Transcribe the material below exactly as it appears.
● ● ● ● ● ● ●
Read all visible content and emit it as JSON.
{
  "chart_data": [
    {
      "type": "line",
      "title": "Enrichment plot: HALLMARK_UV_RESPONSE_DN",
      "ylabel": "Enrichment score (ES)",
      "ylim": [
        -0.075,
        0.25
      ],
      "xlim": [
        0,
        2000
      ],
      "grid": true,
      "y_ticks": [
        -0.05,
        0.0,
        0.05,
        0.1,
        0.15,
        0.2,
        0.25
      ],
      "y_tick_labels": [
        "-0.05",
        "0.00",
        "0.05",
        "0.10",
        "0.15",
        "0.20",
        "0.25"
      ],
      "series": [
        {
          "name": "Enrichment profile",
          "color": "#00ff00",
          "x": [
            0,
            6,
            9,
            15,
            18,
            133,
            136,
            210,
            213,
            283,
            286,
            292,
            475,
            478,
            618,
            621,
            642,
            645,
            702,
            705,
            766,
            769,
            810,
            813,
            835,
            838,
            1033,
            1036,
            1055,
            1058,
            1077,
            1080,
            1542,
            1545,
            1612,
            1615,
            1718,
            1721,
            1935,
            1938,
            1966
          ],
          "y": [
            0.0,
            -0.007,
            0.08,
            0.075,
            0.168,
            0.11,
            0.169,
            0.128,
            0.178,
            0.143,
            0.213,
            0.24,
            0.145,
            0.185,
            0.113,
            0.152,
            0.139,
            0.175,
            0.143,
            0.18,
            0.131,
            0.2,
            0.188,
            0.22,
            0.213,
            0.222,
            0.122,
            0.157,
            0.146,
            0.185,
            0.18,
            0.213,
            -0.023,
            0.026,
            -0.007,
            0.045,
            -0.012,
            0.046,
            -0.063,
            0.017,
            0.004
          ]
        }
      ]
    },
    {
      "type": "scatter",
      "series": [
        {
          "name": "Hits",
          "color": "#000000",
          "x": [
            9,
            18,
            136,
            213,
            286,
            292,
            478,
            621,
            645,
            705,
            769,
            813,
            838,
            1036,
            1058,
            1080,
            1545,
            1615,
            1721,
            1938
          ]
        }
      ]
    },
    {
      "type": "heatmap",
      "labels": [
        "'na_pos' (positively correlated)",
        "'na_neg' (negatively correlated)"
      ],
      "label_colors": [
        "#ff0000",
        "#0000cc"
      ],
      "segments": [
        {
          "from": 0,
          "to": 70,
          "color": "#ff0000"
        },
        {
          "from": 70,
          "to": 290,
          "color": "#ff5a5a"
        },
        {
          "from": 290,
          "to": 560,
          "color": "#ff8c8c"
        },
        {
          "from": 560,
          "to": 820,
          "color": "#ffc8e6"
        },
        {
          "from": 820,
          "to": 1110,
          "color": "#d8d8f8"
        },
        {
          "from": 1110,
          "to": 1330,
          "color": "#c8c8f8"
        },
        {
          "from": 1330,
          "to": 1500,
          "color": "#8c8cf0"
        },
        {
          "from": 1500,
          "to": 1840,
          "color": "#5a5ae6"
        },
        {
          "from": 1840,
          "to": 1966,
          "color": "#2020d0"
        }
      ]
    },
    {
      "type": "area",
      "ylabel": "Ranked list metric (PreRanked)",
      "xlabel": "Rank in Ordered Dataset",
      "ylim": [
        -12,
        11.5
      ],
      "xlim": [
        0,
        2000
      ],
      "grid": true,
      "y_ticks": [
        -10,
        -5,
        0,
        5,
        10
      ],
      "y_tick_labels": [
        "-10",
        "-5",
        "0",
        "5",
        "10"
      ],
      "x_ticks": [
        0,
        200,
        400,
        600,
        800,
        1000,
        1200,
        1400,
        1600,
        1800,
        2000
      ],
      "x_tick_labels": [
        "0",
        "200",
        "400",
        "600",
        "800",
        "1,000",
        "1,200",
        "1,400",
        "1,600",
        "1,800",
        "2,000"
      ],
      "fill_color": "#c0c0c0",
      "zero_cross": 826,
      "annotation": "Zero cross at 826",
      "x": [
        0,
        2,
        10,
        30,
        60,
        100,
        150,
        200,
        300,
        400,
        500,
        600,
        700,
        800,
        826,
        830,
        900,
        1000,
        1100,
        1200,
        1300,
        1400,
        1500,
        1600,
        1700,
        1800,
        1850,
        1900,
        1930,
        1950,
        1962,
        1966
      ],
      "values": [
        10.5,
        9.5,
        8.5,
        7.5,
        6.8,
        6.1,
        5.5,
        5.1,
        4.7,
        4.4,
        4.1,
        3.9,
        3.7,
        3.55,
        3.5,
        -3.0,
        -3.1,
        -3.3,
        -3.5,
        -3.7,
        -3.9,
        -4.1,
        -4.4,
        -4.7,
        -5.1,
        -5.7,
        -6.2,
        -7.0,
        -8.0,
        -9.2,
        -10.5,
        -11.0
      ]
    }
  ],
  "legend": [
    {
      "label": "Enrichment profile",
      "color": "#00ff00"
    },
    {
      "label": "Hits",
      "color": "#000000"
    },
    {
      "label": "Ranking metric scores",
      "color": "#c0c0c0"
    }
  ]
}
● ● ● ● ● ● ●
__Answer in full__.
Read all visible content and emit it as JSON.
{
  "chart_data": [
    {
      "type": "line",
      "title": "Enrichment plot: HALLMARK_UV_RESPONSE_DN",
      "ylabel": "Enrichment score (ES)",
      "ylim": [
        -0.075,
        0.25
      ],
      "xlim": [
        0,
        2000
      ],
      "grid": true,
      "y_ticks": [
        -0.05,
        0.0,
        0.05,
        0.1,
        0.15,
        0.2,
        0.25
      ],
      "y_tick_labels": [
        "-0.05",
        "0.00",
        "0.05",
        "0.10",
        "0.15",
        "0.20",
        "0.25"
      ],
      "series": [
        {
          "name": "Enrichment profile",
          "color": "#00ff00",
          "x": [
            0,
            6,
            9,
            15,
            18,
            133,
            136,
            210,
            213,
            283,
            286,
            292,
            475,
            478,
            618,
            621,
            642,
            645,
            702,
            705,
            766,
            769,
            810,
            813,
            835,
            838,
            1033,
            1036,
            1055,
            1058,
            1077,
            1080,
            1542,
            1545,
            1612,
            1615,
            1718,
            1721,
            1935,
            1938,
            1966
          ],
          "y": [
            0.0,
            -0.007,
            0.08,
            0.075,
            0.168,
            0.11,
            0.169,
            0.128,
            0.178,
            0.143,
            0.213,
            0.24,
            0.145,
            0.185,
            0.113,
            0.152,
            0.139,
            0.175,
            0.143,
            0.18,
            0.131,
            0.2,
            0.188,
            0.22,
            0.213,
            0.222,
            0.122,
            0.157,
            0.146,
            0.185,
            0.18,
            0.213,
            -0.023,
            0.026,
            -0.007,
            0.045,
            -0.012,
            0.046,
            -0.063,
            0.017,
            0.004
          ]
        }
      ]
    },
    {
      "type": "scatter",
      "series": [
        {
          "name": "Hits",
          "color": "#000000",
          "x": [
            9,
            18,
            136,
            213,
            286,
            292,
            478,
            621,
            645,
            705,
            769,
            813,
            838,
            1036,
            1058,
            1080,
            1545,
            1615,
            1721,
            1938
          ]
        }
      ]
    },
    {
      "type": "heatmap",
      "labels": [
        "'na_pos' (positively correlated)",
        "'na_neg' (negatively correlated)"
      ],
      "label_colors": [
        "#ff0000",
        "#0000cc"
      ],
      "segments": [
        {
          "from": 0,
          "to": 70,
          "color": "#ff0000"
        },
        {
          "from": 70,
          "to": 290,
          "color": "#ff5a5a"
        },
        {
          "from": 290,
          "to": 560,
          "color": "#ff8c8c"
        },
        {
          "from": 560,
          "to": 820,
          "color": "#ffc8e6"
        },
        {
          "from": 820,
          "to": 1110,
          "color": "#d8d8f8"
        },
        {
          "from": 1110,
          "to": 1330,
          "color": "#c8c8f8"
        },
        {
          "from": 1330,
          "to": 1500,
          "color": "#8c8cf0"
        },
        {
          "from": 1500,
          "to": 1840,
          "color": "#5a5ae6"
        },
        {
          "from": 1840,
          "to": 1966,
          "color": "#2020d0"
        }
      ]
    },
    {
      "type": "area",
      "ylabel": "Ranked list metric (PreRanked)",
      "xlabel": "Rank in Ordered Dataset",
      "ylim": [
        -12,
        11.5
      ],
      "xlim": [
        0,
        2000
      ],
      "grid": true,
      "y_ticks": [
        -10,
        -5,
        0,
        5,
        10
      ],
      "y_tick_labels": [
        "-10",
        "-5",
        "0",
        "5",
        "10"
      ],
      "x_ticks": [
        0,
        200,
        400,
        600,
        800,
        1000,
        1200,
        1400,
        1600,
        1800,
        2000
      ],
      "x_tick_labels": [
        "0",
        "200",
        "400",
        "600",
        "800",
        "1,000",
        "1,200",
        "1,400",
        "1,600",
        "1,800",
        "2,000"
      ],
      "fill_color": "#c0c0c0",
      "zero_cross": 826,
      "annotation": "Zero cross at 826",
      "x": [
        0,
        2,
        10,
        30,
        60,
        100,
        150,
        200,
        300,
        400,
        500,
        600,
        700,
        800,
        826,
        830,
        900,
        1000,
        1100,
        1200,
        1300,
        1400,
        1500,
        1600,
        1700,
        1800,
        1850,
        1900,
        1930,
        1950,
        1962,
        1966
      ],
      "values": [
        10.5,
        9.5,
        8.5,
        7.5,
        6.8,
        6.1,
        5.5,
        5.1,
        4.7,
        4.4,
        4.1,
        3.9,
        3.7,
        3.55,
        3.5,
        -3.0,
        -3.1,
        -3.3,
        -3.5,
        -3.7,
        -3.9,
        -4.1,
        -4.4,
        -4.7,
        -5.1,
        -5.7,
        -6.2,
        -7.0,
        -8.0,
        -9.2,
        -10.5,
        -11.0
      ]
    }
  ],
  "legend": [
    {
      "label": "Enrichment profile",
      "color": "#00ff00"
    },
    {
      "label": "Hits",
      "color": "#000000"
    },
    {
      "label": "Ranking metric scores",
      "color": "#c0c0c0"
    }
  ]
}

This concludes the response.